(Items from a dataset)
------------------------------
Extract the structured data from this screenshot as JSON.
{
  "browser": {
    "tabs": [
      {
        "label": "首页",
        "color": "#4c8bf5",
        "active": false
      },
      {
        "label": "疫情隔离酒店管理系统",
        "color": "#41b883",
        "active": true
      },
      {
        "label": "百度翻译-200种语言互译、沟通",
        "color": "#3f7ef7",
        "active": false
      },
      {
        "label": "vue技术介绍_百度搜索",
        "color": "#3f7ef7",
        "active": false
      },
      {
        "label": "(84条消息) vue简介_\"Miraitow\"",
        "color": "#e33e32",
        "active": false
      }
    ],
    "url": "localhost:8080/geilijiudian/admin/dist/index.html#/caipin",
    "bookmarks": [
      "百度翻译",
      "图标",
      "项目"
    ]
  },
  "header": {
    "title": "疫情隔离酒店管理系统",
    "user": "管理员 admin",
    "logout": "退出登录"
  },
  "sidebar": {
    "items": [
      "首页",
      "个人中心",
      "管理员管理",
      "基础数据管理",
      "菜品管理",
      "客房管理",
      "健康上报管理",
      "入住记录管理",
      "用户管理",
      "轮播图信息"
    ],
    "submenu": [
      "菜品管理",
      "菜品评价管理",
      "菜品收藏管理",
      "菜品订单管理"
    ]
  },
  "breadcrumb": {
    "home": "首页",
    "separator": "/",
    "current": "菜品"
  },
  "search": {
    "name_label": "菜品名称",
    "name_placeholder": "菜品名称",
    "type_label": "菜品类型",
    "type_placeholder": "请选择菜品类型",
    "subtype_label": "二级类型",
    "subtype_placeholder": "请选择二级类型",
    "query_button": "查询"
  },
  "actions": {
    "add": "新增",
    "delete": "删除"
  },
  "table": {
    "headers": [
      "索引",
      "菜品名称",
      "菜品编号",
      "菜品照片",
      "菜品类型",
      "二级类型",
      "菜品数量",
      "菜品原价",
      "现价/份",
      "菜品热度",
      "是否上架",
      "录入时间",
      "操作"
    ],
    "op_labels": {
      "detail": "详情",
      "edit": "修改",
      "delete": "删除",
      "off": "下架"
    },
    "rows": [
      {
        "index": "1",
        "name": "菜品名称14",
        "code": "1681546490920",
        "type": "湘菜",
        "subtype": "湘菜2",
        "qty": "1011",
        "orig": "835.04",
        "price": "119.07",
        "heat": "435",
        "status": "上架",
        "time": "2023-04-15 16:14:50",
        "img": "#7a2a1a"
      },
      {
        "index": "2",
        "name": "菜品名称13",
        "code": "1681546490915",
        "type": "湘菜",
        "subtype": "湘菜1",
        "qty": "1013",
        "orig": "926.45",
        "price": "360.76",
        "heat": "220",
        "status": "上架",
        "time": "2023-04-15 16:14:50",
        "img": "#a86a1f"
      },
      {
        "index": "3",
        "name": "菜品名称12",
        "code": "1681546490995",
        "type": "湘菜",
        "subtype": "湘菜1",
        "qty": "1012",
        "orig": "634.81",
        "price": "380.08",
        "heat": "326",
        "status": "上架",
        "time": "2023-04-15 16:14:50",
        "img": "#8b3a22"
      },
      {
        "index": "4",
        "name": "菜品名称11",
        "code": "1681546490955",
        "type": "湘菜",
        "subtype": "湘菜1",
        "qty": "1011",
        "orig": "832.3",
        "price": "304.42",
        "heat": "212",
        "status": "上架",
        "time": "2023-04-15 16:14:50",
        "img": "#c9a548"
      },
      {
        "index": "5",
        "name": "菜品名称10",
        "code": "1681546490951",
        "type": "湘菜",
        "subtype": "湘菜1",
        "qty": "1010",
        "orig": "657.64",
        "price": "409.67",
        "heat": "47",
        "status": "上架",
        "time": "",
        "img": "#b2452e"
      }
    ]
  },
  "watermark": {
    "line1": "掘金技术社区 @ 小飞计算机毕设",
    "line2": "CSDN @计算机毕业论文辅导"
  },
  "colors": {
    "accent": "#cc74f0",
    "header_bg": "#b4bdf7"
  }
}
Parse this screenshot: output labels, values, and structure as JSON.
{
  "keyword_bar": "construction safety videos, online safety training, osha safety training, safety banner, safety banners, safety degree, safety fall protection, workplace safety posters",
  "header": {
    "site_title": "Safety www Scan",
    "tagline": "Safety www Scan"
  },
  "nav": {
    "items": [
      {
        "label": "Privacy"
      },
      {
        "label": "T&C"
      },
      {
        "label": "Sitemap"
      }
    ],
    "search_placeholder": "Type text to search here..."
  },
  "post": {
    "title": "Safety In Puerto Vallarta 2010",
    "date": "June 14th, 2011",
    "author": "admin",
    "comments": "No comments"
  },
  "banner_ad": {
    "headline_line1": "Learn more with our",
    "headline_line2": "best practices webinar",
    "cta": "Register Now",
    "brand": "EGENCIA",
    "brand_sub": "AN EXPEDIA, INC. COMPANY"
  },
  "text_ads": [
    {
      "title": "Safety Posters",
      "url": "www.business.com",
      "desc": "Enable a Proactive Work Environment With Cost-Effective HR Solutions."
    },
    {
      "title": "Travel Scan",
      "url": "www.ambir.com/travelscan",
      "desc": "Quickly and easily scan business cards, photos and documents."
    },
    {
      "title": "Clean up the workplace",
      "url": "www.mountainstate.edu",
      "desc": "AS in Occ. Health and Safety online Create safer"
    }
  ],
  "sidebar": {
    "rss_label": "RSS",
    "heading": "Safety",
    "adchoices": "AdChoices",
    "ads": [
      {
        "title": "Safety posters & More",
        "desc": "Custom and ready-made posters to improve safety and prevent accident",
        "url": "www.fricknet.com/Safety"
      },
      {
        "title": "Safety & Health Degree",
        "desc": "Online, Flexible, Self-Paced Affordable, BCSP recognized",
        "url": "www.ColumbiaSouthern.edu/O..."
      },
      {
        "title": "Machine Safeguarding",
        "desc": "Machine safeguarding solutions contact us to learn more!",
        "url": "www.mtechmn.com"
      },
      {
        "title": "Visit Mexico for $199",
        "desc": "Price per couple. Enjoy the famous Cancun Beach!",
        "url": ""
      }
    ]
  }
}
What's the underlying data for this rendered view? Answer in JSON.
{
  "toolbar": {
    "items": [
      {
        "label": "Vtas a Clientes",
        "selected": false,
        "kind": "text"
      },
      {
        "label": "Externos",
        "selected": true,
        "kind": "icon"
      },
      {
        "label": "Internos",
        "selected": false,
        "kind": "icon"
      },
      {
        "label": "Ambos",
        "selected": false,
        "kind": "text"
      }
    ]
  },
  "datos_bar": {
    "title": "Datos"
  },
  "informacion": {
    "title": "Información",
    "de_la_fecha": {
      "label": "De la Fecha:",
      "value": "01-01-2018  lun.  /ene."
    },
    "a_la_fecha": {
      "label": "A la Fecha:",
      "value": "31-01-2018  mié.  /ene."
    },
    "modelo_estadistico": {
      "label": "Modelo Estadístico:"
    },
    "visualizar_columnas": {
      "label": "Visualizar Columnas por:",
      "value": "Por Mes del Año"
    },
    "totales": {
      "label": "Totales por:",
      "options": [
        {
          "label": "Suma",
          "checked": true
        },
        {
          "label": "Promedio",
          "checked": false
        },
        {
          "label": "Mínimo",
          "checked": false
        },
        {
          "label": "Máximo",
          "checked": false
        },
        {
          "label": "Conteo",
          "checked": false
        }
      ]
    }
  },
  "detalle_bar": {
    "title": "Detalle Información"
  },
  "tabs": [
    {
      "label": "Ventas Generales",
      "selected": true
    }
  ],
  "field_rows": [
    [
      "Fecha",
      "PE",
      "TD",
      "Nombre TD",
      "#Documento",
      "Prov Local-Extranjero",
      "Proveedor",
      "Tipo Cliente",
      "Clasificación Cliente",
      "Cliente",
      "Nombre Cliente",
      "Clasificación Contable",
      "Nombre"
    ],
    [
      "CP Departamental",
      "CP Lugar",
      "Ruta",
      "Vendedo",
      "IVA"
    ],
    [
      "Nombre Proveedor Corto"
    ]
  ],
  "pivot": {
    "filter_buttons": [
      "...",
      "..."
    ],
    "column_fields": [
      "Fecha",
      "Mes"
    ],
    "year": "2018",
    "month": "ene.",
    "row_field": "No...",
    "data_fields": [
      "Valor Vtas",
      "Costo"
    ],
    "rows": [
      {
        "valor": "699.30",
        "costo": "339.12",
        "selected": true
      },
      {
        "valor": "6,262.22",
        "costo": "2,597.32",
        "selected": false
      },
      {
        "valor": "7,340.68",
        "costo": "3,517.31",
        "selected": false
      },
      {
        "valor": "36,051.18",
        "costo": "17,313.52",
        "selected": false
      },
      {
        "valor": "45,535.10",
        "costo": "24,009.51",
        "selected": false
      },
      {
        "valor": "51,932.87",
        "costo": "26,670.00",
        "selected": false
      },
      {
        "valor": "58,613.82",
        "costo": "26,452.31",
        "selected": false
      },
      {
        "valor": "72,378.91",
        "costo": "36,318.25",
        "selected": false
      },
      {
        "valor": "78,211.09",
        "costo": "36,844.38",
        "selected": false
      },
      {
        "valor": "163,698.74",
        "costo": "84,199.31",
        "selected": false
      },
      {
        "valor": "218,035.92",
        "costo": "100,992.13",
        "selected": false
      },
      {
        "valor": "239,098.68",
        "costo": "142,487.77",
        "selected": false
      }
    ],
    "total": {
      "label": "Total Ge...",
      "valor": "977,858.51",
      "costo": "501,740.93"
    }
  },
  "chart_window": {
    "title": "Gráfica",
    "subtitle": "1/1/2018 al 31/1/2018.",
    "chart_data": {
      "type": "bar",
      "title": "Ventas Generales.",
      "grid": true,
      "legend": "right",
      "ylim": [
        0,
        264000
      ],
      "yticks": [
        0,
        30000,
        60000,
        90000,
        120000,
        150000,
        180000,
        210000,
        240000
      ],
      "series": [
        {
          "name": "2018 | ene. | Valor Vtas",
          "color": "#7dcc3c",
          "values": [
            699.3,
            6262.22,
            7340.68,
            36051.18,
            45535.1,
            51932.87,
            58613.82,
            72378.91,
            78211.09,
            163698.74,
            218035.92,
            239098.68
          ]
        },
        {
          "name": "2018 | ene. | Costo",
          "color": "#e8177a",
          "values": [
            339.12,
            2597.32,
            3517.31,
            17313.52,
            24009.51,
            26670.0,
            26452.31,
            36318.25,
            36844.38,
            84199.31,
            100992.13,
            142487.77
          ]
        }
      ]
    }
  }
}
------------------------------
= The problem =
Track down every line holding the string "code" and copy it.

= Correct result =
        "code": "1681546490920",
        "code": "1681546490915",
        "code": "1681546490995",
        "code": "1681546490955",
        "code": "1681546490951",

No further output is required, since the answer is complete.